EXERCISE OBJECTIVE —
Verbatim output of all the material below is required.

Items from a data source
- - -

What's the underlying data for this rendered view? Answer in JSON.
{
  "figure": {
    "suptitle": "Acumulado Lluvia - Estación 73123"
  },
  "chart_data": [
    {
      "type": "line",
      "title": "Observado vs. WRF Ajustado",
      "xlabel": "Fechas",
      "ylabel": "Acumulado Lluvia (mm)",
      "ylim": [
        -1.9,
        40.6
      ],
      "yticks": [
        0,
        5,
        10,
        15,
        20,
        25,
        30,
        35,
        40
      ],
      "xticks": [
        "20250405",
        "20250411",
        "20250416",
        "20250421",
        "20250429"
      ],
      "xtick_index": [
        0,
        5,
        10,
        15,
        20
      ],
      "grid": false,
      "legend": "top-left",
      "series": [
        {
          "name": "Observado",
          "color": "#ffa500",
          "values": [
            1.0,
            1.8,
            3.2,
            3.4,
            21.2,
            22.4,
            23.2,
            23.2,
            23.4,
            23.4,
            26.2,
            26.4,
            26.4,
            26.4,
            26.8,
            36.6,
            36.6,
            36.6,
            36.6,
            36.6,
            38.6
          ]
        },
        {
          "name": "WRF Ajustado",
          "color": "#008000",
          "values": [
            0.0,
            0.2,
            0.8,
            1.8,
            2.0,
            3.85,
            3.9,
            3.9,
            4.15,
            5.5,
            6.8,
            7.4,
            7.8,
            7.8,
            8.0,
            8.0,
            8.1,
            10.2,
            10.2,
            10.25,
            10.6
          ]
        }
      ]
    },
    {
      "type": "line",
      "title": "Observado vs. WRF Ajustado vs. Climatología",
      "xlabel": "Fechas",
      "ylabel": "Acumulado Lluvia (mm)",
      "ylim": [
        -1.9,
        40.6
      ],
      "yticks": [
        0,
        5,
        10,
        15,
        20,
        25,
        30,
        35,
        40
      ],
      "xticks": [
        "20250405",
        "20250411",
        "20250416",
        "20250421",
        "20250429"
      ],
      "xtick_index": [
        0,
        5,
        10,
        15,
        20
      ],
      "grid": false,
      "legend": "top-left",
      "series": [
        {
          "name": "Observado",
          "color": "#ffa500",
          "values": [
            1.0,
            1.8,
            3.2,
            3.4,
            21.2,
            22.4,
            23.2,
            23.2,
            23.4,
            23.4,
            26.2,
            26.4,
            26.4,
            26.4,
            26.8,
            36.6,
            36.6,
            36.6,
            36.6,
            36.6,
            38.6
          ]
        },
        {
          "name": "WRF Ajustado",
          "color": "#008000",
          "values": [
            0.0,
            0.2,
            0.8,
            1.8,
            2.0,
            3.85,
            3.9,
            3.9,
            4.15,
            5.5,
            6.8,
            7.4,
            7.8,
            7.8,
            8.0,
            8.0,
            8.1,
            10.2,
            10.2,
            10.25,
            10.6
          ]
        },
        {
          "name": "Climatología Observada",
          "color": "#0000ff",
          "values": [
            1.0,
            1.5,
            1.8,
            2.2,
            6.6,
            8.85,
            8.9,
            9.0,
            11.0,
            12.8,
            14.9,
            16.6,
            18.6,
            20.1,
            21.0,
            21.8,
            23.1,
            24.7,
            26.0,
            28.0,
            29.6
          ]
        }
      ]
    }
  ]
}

- - -

TASK OUTPUT —
What's the underlying data for this rendered view? Answer in JSON.
{
  "figure": {
    "suptitle": "Acumulado Lluvia - Estación 73123"
  },
  "chart_data": [
    {
      "type": "line",
      "title": "Observado vs. WRF Ajustado",
      "xlabel": "Fechas",
      "ylabel": "Acumulado Lluvia (mm)",
      "ylim": [
        -1.9,
        40.6
      ],
      "yticks": [
        0,
        5,
        10,
        15,
        20,
        25,
        30,
        35,
        40
      ],
      "xticks": [
        "20250405",
        "20250411",
        "20250416",
        "20250421",
        "20250429"
      ],
      "xtick_index": [
        0,
        5,
        10,
        15,
        20
      ],
      "grid": false,
      "legend": "top-left",
      "series": [
        {
          "name": "Observado",
          "color": "#ffa500",
          "values": [
            1.0,
            1.8,
            3.2,
            3.4,
            21.2,
            22.4,
            23.2,
            23.2,
            23.4,
            23.4,
            26.2,
            26.4,
            26.4,
            26.4,
            26.8,
            36.6,
            36.6,
            36.6,
            36.6,
            36.6,
            38.6
          ]
        },
        {
          "name": "WRF Ajustado",
          "color": "#008000",
          "values": [
            0.0,
            0.2,
            0.8,
            1.8,
            2.0,
            3.85,
            3.9,
            3.9,
            4.15,
            5.5,
            6.8,
            7.4,
            7.8,
            7.8,
            8.0,
            8.0,
            8.1,
            10.2,
            10.2,
            10.25,
            10.6
          ]
        }
      ]
    },
    {
      "type": "line",
      "title": "Observado vs. WRF Ajustado vs. Climatología",
      "xlabel": "Fechas",
      "ylabel": "Acumulado Lluvia (mm)",
      "ylim": [
        -1.9,
        40.6
      ],
      "yticks": [
        0,
        5,
        10,
        15,
        20,
        25,
        30,
        35,
        40
      ],
      "xticks": [
        "20250405",
        "20250411",
        "20250416",
        "20250421",
        "20250429"
      ],
      "xtick_index": [
        0,
        5,
        10,
        15,
        20
      ],
      "grid": false,
      "legend": "top-left",
      "series": [
        {
          "name": "Observado",
          "color": "#ffa500",
          "values": [
            1.0,
            1.8,
            3.2,
            3.4,
            21.2,
            22.4,
            23.2,
            23.2,
            23.4,
            23.4,
            26.2,
            26.4,
            26.4,
            26.4,
            26.8,
            36.6,
            36.6,
            36.6,
            36.6,
            36.6,
            38.6
          ]
        },
        {
          "name": "WRF Ajustado",
          "color": "#008000",
          "values": [
            0.0,
            0.2,
            0.8,
            1.8,
            2.0,
            3.85,
            3.9,
            3.9,
            4.15,
            5.5,
            6.8,
            7.4,
            7.8,
            7.8,
            8.0,
            8.0,
            8.1,
            10.2,
            10.2,
            10.25,
            10.6
          ]
        },
        {
          "name": "Climatología Observada",
          "color": "#0000ff",
          "values": [
            1.0,
            1.5,
            1.8,
            2.2,
            6.6,
            8.85,
            8.9,
            9.0,
            11.0,
            12.8,
            14.9,
            16.6,
            18.6,
            20.1,
            21.0,
            21.8,
            23.1,
            24.7,
            26.0,
            28.0,
            29.6
          ]
        }
      ]
    }
  ]
}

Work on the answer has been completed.